Lines containing the word "document" are to be located and copied.

(Data records)
--- BEGIN ---

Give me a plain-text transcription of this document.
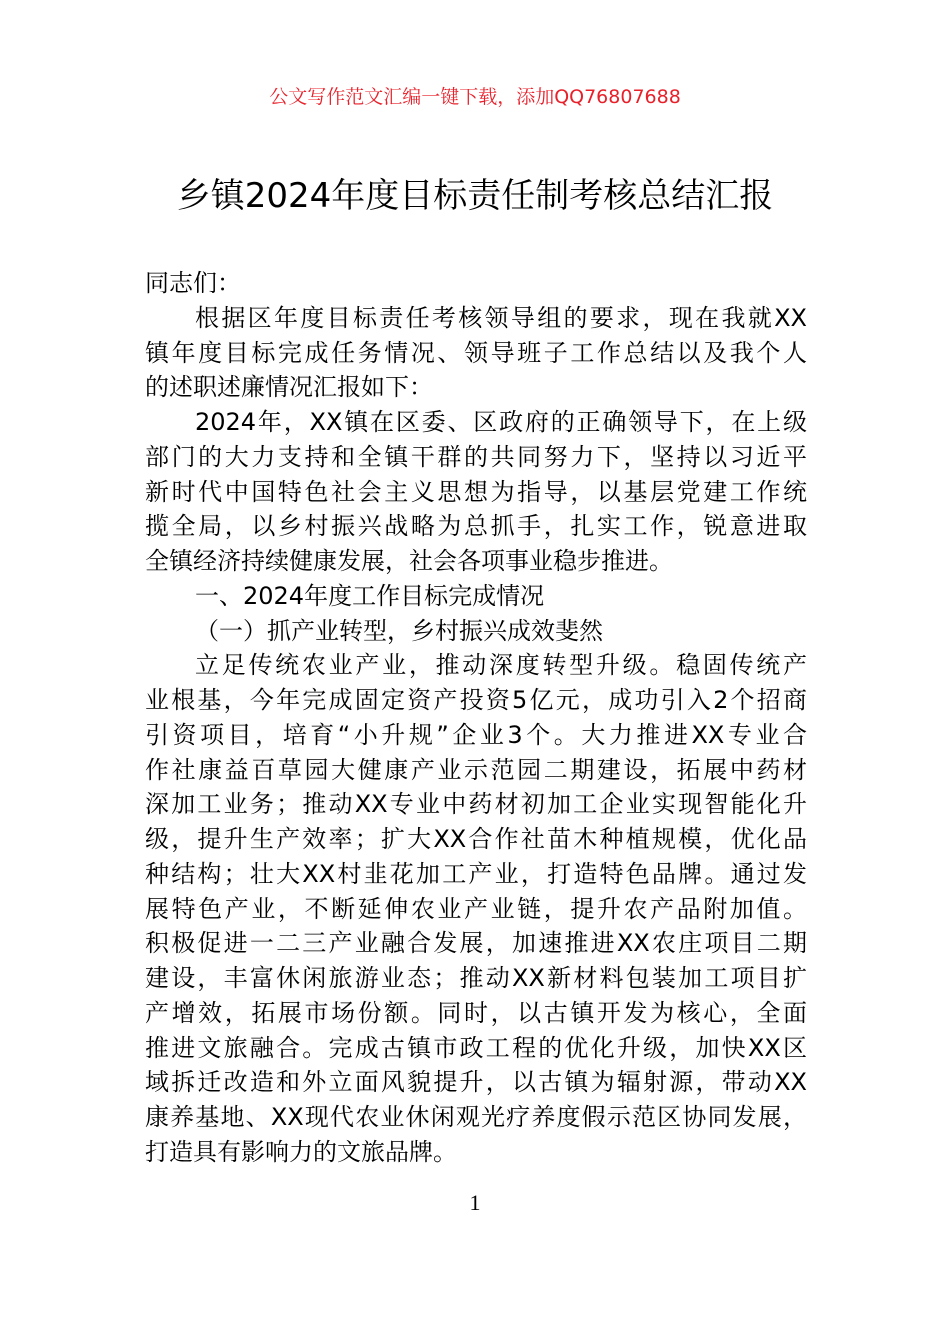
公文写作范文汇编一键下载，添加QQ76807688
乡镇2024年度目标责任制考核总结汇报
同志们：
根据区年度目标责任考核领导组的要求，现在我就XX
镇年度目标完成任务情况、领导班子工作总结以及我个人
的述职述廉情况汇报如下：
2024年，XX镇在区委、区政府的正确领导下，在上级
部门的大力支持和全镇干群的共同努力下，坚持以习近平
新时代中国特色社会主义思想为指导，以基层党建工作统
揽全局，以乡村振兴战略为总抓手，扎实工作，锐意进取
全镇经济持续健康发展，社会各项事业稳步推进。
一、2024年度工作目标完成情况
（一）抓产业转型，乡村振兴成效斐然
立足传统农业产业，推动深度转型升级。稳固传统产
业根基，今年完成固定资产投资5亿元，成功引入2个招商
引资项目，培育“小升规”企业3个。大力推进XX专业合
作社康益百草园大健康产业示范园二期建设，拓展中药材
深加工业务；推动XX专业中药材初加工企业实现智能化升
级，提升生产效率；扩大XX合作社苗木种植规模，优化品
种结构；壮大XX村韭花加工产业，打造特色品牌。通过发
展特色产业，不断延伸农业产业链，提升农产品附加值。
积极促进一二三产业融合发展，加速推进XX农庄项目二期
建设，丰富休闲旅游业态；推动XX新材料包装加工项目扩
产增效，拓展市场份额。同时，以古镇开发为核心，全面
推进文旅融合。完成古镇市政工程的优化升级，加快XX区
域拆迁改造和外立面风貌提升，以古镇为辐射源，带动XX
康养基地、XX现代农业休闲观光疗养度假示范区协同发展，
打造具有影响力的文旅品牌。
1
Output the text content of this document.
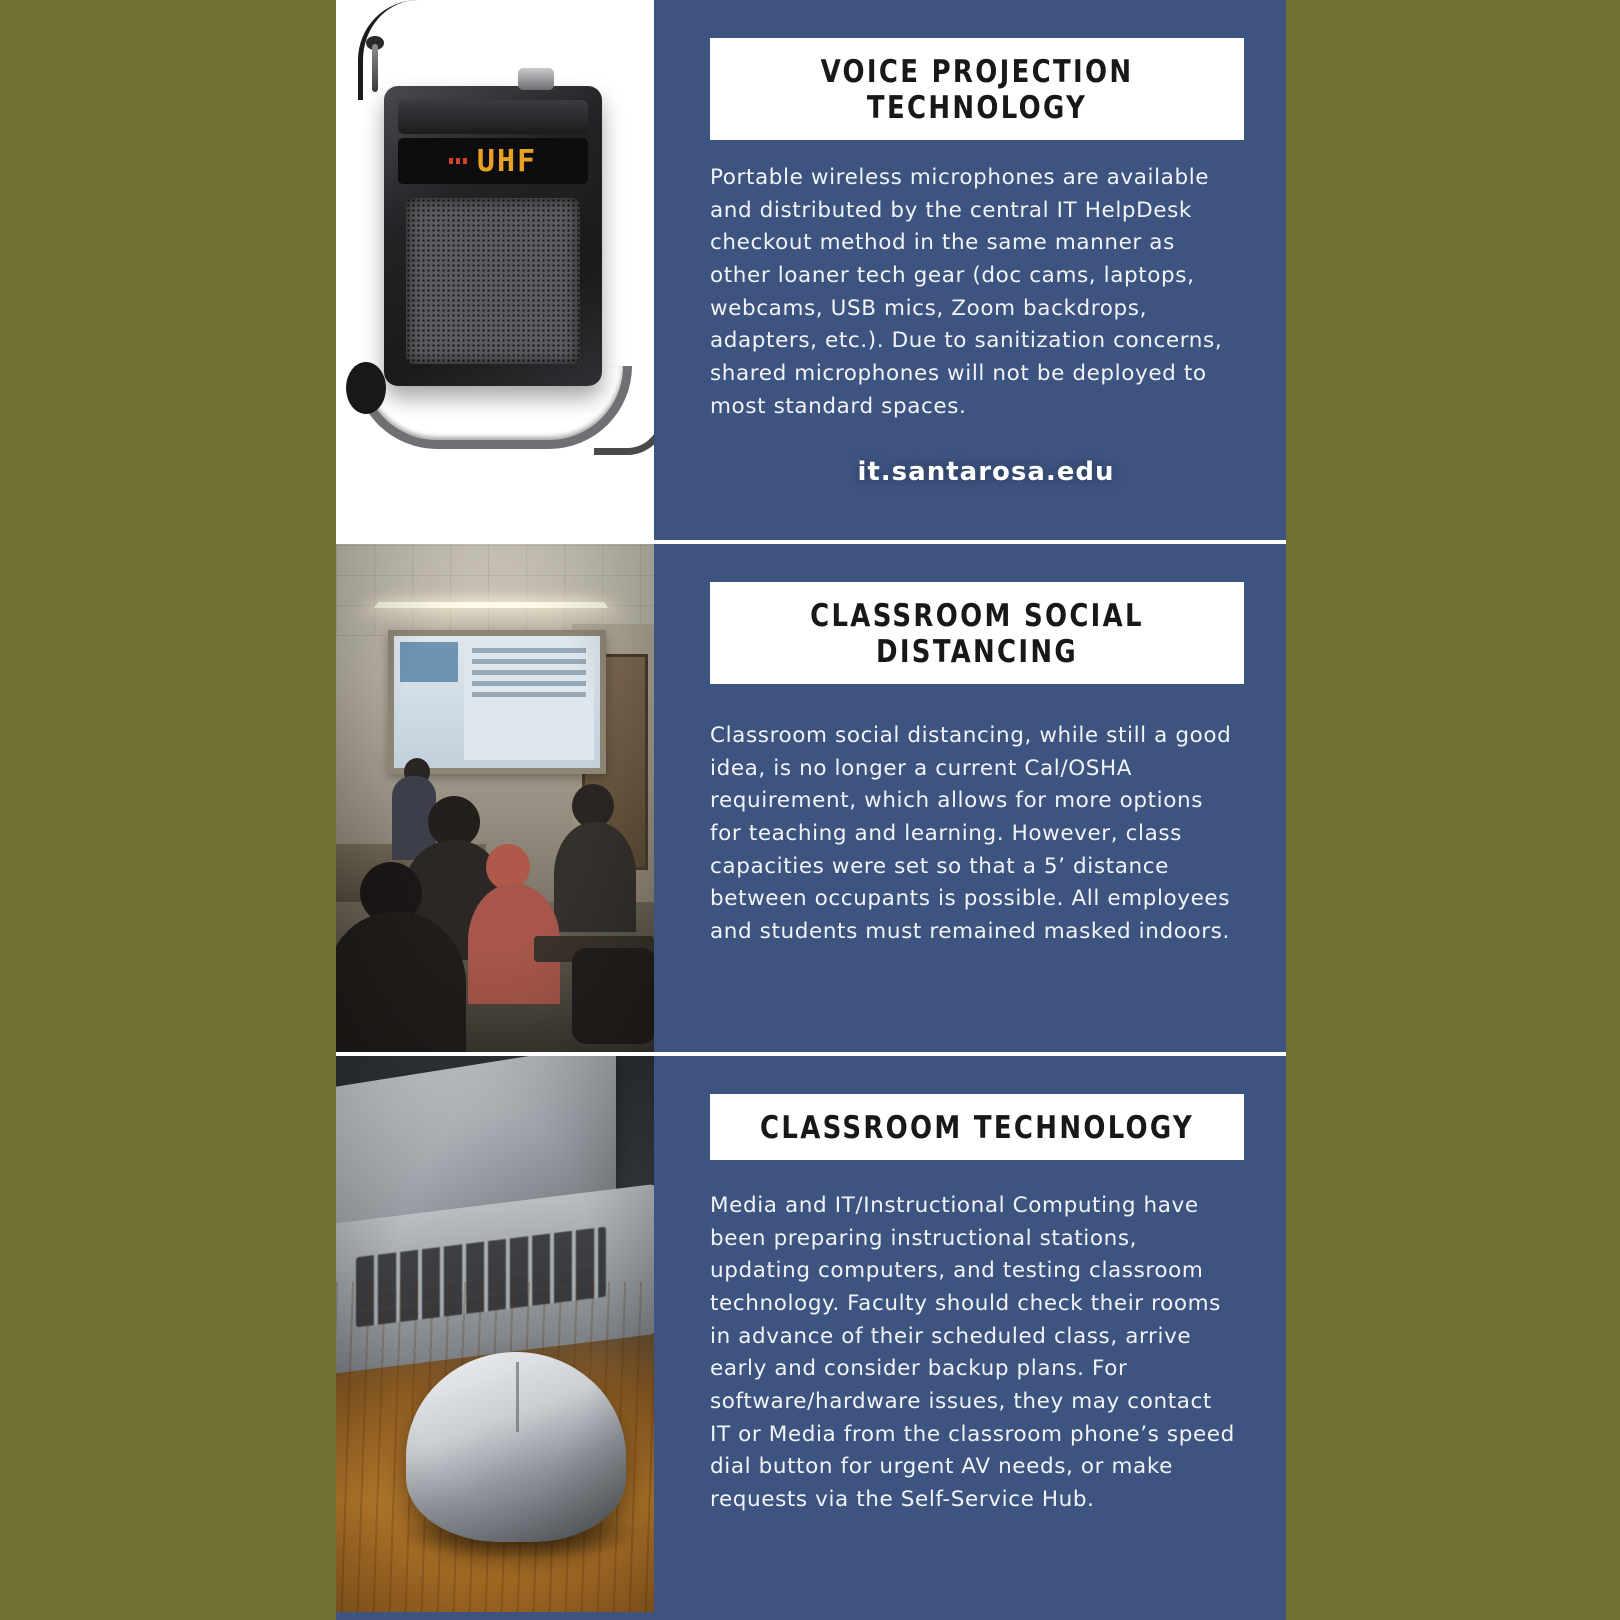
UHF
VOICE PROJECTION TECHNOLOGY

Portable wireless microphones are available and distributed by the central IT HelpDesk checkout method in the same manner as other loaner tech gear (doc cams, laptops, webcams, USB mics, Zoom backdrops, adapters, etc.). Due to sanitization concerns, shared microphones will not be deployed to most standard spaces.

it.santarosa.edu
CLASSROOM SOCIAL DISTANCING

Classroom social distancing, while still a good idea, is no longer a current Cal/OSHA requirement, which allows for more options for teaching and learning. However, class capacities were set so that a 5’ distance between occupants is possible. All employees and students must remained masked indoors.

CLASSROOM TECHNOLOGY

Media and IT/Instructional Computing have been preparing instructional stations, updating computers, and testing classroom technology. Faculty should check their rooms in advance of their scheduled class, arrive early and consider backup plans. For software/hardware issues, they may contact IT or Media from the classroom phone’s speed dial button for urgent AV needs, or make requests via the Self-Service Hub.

--- END ---

RESULT:
Give me a plain-text transcription of this document.
Output the text content of this document.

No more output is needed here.